━━━━━ Blok Teks

E.     Bercocok tanam di surga
            Saya setuju dengan pemikiran beliau tentang bercocok tanam di surga karena pemikiran ini merupakan salah satu ajakan Tuhan terhadap manusia untuk memperbanyak amal shaleh. Dan di dalam pemikiran beliau ini menceritakan tentang iman islam dan ihsan tetapi di sini beliau lebih mengutamakan penjelasan ihsan tersendiri karena ihsan itu merupakan tingkatan yang paling tertinggi bagi seseorang yang beragama islam.
            Bercocok  tanam di surga itu merupakan penggambaran akhlak seorang muslim yang memiliki sikap qona’ah yang artinya merasa cukup dan akhlak tercela seperti rakus dan tamak,dan  apa saja yang diinginkan di surga, dari perkara-perkara dunia, maka hal itu sangat mungkin bisa terwujud. Dan pemikiran ini ditegaskan pada sebuah hadist yang artinya : Dari Abu Hurairah radhiyallahu ‘anhu bahwa sesungguhnya suatu hari Nabi Shallallahu ‘alaihi wa sallam bercerita sedang di samping beliau ada seorang lelaki suku Badui, bahwasanya seorang lelaki dari penghuni surga meminta izin kepada Tuhannya untuk bercocok tanam. Allah swt. berfirman: “Bukankah kamu telah memperoleh apa yang kamu kehendaki?” Laki-laki itu menjawab: “Tentu saja, akan tetapi saya senang bercocok tanam.” Kemudian penghuni surga itu menaburkan benih, yang dalam sekejap mata di hadapannya benih itu telah menjadi tanaman yang matang dan siap dipanen. Tanaman tersebut terkumpul seperti gunung. Lalu Alloh swt. berkata: “Ambillah wahai anak Adam! Sesungguhnya tidak ada yang bisa membuatmu kenyang.” Orang Badui itu lalu berkata: “Demi Allah, aku tidak mendapati petani tersebut kecuali orang Quraisy atau Anshar, karena mereka adalah orang-orang yang suka bercocok tanam.” Mendengarkan perkataan tersebut, Nabi Shallallahu ‘alaihi wa sallam tertawa. (HR Imam Bukhari).
             Sebuah hadits yang harus dipahami oleh para petani yang tangannya biasa belepotan lumpur tanah pertanian, yang sekujur tubuhnya dipenuhi peluh bercucuran di bawah terik matahari, yang harus menunggu dalam cemas penuh harap apa yang ditanamnya kelak bisa dipanen dengan hasil yang melimpah. Sebuah hadits yang harus dipahami siapa saja, karena pada hakikatnya tidak seorangpun manusia terlahirkan di muka bumi ini kecuali padanya akan dijumpakan kesulitan demi kesulitan hidup.
Inilah sebuah hadits yang sesungguhnya meyakinkan kita bahwa kelak segala kesulitan yang kita hadapi, jalan-jalan terjal yang harus kita daki, musibah demi musibah yang harus kita alami, semuanya akan berakhir dan bermuara pada suatu hari dimana segala kesulitan itu akan kita dapatkan buahnya. Suatu hari dimana bahkan tidak ada lagi kesulitan yang akan menimpa kita.

━━━━━━━━━━

- **Perintah Kerja A**
Menurut teks tentang bercocok tanam di surga, mengapa pemikiran tersebut lebih mengutamakan penjelasan tentang ihsan? Jawab dalam satu sampai tiga kalimat.
- **Perintah Kerja B**
Salin dari teks tentang bercocok tanam di surga bagian yang dimulai pada "E.     Bercocok tanam" dan berakhir pada "yang beragama islam.".

━━━━━ Baris Data Terambil

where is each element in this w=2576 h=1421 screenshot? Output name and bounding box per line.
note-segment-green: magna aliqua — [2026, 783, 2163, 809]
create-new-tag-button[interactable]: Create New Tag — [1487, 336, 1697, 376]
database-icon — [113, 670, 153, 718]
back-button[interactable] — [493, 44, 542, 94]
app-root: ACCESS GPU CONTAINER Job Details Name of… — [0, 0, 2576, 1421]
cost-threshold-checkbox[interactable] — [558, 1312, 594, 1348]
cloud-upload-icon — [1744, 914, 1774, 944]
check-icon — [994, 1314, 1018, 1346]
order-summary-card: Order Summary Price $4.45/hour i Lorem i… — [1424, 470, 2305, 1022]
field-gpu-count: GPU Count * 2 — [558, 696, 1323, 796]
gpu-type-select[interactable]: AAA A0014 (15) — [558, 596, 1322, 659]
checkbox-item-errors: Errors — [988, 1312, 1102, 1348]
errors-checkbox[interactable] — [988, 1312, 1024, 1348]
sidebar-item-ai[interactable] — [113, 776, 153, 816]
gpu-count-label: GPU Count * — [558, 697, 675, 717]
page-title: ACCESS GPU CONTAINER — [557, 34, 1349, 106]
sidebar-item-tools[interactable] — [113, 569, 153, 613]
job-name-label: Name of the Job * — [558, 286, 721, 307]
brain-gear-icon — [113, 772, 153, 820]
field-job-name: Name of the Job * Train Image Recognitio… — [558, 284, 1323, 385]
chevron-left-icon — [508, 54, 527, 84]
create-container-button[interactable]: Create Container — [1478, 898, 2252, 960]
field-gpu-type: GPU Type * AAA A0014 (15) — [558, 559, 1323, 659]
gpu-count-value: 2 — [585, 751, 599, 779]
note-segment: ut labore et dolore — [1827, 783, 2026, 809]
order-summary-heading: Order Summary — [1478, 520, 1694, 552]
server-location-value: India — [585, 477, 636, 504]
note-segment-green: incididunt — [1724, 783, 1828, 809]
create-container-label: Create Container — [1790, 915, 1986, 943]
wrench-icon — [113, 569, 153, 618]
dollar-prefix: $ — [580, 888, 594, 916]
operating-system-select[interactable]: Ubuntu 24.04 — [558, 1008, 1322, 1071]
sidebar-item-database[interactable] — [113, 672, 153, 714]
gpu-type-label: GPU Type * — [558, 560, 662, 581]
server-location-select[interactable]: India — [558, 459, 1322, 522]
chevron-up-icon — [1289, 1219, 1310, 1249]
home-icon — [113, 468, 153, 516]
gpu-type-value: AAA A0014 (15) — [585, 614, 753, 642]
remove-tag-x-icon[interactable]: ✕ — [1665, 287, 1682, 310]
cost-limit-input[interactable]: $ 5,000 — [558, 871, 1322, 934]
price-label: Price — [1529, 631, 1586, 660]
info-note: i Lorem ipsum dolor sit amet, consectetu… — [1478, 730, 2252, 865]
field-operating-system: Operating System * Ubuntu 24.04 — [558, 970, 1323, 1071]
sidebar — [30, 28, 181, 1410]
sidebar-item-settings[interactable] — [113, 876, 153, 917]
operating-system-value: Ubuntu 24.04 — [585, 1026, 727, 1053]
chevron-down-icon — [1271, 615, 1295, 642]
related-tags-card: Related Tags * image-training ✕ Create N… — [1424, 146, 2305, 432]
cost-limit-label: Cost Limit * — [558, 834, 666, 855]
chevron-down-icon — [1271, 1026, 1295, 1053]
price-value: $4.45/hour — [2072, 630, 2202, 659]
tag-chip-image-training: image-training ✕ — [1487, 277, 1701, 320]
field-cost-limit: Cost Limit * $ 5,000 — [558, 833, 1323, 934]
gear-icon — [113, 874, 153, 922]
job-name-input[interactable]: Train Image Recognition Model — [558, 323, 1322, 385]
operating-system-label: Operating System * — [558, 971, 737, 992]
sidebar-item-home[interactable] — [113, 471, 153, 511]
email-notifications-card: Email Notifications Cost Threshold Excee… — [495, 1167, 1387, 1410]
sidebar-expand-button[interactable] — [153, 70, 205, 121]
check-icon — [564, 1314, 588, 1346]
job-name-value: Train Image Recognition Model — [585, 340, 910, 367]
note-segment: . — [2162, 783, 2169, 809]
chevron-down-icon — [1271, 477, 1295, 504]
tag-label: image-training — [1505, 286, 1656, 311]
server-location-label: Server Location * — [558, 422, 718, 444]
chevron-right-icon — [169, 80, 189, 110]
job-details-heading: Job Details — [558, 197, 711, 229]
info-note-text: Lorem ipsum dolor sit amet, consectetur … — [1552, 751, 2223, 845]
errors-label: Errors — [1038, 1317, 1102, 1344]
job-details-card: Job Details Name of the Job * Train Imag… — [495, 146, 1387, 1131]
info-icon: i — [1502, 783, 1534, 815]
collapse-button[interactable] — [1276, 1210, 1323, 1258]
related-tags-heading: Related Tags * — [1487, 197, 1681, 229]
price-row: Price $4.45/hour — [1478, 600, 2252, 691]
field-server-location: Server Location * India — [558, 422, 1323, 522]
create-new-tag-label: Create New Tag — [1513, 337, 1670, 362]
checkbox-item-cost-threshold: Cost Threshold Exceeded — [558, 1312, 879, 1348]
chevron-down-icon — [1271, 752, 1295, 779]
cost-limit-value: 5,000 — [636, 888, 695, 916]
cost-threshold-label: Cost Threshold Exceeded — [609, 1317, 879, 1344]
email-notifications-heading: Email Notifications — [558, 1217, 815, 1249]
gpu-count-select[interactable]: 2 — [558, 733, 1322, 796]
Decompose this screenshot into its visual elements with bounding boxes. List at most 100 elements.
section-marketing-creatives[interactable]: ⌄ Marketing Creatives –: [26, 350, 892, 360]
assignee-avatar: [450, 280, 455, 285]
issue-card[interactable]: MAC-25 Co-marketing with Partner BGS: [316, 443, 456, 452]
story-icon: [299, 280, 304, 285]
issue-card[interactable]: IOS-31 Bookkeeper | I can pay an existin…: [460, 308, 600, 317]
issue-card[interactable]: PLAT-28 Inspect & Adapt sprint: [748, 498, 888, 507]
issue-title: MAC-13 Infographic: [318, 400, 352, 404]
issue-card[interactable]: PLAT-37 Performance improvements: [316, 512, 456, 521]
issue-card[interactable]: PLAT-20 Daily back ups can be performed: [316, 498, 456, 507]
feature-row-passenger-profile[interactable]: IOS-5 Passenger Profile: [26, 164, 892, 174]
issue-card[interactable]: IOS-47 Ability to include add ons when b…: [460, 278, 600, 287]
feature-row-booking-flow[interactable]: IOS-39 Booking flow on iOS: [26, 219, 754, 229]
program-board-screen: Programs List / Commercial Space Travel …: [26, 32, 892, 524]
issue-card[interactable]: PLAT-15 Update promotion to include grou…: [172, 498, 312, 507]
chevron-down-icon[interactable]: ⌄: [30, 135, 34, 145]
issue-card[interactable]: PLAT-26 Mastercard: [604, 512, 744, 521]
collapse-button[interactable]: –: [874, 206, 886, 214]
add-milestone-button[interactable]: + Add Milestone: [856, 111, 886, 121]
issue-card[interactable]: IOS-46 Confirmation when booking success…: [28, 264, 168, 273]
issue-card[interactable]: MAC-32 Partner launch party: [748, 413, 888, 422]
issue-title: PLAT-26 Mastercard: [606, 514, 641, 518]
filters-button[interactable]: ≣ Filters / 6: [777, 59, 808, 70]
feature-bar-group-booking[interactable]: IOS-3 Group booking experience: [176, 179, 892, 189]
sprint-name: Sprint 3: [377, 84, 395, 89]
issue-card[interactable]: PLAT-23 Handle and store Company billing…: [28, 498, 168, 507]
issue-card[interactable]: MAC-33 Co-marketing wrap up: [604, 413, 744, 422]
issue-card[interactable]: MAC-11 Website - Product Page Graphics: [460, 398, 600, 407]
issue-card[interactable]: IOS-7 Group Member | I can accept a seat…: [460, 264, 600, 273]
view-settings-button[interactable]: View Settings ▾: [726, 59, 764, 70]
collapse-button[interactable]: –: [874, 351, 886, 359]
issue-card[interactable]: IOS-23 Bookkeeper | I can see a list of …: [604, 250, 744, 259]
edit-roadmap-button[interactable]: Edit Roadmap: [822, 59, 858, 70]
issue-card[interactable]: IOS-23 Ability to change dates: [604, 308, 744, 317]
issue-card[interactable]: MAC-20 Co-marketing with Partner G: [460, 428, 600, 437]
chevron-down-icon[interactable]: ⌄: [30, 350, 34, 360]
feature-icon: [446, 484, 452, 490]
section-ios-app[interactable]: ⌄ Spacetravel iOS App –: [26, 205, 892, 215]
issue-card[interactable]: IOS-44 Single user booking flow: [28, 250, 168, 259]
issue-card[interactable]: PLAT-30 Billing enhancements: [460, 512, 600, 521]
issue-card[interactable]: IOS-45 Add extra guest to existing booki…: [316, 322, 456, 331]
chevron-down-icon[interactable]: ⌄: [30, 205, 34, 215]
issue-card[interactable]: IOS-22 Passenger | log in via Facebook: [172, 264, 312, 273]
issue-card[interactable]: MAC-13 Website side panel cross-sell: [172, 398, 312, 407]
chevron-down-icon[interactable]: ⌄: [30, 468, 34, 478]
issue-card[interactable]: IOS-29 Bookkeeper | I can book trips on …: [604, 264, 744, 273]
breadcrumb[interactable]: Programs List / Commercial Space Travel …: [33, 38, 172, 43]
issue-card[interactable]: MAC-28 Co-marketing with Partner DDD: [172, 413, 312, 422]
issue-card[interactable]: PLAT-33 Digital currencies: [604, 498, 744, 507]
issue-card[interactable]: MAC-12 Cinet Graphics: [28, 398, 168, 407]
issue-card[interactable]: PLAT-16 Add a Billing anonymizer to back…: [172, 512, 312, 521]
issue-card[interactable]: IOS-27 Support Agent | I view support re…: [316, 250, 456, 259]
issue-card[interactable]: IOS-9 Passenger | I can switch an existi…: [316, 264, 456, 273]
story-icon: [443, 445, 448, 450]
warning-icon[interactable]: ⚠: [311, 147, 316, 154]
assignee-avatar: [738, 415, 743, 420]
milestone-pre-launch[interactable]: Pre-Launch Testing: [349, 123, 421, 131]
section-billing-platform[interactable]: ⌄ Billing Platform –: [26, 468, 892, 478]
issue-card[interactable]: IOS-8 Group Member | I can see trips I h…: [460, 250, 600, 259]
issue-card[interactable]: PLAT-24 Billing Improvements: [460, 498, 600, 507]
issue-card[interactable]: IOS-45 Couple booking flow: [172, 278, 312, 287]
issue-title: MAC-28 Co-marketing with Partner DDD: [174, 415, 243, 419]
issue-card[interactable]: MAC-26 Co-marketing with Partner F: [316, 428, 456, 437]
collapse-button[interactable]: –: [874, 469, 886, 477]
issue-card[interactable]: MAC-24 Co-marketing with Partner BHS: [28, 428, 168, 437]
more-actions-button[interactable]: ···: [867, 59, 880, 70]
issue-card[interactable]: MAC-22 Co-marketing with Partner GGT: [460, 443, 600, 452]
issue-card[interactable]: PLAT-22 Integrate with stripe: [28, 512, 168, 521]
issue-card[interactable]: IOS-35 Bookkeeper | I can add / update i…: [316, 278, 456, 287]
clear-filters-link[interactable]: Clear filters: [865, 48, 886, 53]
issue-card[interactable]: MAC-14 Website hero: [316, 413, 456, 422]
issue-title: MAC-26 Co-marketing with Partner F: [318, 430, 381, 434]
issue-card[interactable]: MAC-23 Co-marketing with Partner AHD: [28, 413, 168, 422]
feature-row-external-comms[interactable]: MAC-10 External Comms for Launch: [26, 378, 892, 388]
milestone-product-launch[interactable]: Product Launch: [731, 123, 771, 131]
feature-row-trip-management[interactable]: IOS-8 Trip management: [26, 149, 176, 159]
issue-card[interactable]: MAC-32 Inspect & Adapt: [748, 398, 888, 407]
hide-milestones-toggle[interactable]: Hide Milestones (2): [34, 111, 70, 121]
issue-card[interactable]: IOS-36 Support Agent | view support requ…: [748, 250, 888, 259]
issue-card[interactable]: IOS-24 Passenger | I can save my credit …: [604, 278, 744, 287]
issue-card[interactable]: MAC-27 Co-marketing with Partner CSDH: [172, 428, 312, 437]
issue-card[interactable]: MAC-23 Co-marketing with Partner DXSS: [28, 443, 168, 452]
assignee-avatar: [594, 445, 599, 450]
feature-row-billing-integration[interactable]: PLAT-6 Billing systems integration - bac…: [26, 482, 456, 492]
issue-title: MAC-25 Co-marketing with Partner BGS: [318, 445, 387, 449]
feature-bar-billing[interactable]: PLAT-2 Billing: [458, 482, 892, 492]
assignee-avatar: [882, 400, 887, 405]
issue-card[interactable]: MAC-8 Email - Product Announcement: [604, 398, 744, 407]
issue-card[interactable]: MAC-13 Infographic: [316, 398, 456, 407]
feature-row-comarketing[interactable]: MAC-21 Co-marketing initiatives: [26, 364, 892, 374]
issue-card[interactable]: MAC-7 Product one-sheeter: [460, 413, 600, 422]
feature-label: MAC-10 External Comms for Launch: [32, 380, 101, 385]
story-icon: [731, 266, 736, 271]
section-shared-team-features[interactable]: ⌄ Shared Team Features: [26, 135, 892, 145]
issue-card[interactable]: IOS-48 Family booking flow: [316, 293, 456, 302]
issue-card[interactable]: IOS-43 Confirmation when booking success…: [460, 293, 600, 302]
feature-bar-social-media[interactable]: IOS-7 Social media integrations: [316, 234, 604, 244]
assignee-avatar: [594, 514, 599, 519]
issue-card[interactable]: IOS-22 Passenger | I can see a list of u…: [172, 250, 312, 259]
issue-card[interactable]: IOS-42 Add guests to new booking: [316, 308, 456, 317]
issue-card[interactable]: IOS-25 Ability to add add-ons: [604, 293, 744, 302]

━━━━━━━━━━

- **Tempat Jawaban A**
Pemikiran itu lebih mengutamakan penjelasan tentang ihsan karena ihsan merupakan tingkatan paling tinggi bagi seseorang yang beragama Islam.

- **Tempat Jawaban B**
E.     Bercocok tanam di surga
            Saya setuju dengan pemikiran beliau tentang bercocok tanam di surga karena pemikiran ini merupakan salah satu ajakan Tuhan terhadap manusia untuk memperbanyak amal shaleh. Dan di dalam pemikiran beliau ini menceritakan tentang iman islam dan ihsan tetapi di sini beliau lebih mengutamakan penjelasan ihsan tersendiri karena ihsan itu merupakan tingkatan yang paling tertinggi bagi seseorang yang beragama islam.